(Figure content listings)
========

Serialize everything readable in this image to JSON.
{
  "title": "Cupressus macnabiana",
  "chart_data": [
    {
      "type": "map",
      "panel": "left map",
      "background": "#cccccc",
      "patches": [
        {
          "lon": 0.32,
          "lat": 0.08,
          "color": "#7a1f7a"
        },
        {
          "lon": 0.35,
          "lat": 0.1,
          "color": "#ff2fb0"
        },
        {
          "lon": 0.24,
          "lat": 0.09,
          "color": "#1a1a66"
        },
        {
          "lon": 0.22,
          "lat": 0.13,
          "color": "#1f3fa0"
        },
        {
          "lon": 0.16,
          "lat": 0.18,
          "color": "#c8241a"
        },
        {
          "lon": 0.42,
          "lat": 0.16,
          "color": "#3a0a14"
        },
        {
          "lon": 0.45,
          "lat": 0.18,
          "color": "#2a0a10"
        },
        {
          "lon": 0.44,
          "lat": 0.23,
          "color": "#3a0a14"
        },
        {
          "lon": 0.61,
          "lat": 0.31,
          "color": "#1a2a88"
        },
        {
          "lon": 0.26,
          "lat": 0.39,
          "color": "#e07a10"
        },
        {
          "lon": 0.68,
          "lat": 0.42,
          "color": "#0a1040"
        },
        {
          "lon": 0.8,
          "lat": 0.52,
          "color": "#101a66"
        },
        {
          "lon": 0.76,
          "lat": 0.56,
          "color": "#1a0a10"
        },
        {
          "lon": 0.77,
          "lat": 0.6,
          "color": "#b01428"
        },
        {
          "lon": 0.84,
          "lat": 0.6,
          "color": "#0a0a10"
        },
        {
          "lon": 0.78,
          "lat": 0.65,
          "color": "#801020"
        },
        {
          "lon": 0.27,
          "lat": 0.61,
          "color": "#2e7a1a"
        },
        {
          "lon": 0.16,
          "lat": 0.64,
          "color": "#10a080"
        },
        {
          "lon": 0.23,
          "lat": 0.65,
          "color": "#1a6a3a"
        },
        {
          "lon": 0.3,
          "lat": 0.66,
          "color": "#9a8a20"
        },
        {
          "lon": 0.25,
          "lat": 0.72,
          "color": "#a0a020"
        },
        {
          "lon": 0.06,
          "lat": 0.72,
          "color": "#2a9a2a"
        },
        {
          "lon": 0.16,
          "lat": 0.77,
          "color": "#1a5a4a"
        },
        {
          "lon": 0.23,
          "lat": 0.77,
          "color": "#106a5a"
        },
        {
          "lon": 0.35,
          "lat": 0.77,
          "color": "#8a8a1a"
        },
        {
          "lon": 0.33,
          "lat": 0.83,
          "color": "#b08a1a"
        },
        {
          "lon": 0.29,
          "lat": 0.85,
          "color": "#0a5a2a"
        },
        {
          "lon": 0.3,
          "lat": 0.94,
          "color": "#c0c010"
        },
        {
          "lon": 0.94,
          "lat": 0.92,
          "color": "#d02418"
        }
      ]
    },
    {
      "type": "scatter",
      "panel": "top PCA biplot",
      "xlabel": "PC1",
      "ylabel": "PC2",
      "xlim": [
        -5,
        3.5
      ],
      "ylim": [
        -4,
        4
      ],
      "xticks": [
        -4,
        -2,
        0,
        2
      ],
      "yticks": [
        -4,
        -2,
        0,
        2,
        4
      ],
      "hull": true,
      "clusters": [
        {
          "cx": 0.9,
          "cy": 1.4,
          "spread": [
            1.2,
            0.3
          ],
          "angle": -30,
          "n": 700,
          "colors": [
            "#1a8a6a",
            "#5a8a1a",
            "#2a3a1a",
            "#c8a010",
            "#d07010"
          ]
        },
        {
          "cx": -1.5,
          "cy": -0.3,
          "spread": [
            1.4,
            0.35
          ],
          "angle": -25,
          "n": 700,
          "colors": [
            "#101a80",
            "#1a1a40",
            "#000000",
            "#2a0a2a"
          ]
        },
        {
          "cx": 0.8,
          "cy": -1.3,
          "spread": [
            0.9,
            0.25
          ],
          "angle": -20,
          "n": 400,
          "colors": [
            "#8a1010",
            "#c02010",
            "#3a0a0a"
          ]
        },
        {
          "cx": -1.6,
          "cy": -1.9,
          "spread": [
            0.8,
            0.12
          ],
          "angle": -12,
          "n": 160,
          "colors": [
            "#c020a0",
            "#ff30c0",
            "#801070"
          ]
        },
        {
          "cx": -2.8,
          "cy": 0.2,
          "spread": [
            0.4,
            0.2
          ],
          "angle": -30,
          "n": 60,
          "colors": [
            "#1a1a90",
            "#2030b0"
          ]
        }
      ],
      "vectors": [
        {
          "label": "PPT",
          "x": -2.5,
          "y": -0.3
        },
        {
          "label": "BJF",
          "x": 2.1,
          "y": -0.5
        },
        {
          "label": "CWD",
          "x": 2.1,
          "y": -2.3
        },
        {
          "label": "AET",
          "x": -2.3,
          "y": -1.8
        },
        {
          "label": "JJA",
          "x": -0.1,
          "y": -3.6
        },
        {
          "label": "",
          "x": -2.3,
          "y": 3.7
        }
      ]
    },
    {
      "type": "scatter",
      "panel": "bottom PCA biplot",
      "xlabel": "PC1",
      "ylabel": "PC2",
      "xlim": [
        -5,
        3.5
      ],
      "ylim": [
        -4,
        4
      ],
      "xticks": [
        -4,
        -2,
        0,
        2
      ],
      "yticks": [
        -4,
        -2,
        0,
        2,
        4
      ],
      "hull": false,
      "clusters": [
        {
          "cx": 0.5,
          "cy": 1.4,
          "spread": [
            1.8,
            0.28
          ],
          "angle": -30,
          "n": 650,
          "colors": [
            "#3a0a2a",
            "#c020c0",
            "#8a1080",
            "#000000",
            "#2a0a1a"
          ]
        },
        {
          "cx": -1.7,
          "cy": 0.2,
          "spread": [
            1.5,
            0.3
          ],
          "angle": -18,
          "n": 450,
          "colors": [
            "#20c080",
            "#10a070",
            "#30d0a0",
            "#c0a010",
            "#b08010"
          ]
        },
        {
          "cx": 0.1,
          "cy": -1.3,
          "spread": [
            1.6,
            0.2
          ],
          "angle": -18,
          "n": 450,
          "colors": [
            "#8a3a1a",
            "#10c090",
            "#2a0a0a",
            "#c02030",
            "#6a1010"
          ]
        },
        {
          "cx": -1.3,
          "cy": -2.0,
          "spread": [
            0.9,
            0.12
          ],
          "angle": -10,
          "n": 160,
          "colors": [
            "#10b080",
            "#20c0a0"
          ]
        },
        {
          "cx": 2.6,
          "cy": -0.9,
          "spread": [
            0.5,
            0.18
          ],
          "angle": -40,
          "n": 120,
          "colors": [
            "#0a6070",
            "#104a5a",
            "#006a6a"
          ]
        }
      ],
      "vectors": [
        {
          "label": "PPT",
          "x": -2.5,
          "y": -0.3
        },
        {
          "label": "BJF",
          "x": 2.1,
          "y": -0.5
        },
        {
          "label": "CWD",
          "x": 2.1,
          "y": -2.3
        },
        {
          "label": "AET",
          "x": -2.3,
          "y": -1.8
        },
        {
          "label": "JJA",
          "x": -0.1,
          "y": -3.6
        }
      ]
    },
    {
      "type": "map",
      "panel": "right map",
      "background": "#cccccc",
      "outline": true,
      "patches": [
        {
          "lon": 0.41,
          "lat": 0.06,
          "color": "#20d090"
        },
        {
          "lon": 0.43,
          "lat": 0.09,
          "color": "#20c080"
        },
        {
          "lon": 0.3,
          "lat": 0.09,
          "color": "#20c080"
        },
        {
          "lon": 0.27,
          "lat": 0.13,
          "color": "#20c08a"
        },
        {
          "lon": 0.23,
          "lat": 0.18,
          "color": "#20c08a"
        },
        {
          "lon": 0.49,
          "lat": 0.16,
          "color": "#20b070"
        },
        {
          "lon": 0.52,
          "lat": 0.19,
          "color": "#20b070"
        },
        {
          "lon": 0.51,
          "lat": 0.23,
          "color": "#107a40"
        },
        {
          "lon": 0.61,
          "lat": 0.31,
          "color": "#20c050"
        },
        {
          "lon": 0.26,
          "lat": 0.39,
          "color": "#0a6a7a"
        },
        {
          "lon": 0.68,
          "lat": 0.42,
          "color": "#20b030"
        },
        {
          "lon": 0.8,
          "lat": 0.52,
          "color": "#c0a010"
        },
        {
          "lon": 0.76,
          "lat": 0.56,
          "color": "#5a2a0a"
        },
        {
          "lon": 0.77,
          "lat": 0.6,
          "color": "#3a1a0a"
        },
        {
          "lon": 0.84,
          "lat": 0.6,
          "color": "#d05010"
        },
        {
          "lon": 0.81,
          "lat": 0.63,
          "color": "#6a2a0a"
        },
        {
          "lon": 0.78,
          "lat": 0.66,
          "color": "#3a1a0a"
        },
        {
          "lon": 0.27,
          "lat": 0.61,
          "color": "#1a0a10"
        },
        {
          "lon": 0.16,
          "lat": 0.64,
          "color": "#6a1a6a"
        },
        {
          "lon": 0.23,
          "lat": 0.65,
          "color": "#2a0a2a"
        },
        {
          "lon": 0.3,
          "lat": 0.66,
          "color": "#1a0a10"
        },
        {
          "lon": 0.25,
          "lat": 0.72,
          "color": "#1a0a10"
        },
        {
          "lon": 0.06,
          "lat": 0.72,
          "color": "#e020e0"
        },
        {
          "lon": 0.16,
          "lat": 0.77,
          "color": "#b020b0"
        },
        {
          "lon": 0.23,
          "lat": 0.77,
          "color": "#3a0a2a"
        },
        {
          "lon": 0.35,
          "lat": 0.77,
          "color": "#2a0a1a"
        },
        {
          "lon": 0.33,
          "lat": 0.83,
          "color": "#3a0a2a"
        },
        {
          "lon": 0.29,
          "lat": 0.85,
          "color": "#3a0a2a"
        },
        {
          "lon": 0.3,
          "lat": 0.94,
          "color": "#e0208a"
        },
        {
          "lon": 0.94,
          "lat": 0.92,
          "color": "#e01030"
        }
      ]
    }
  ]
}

========

▶ What you should do
Of the lines in the listing, how many hold the word "panel"? Nothing but the number is needed.

▶ Exercise response
4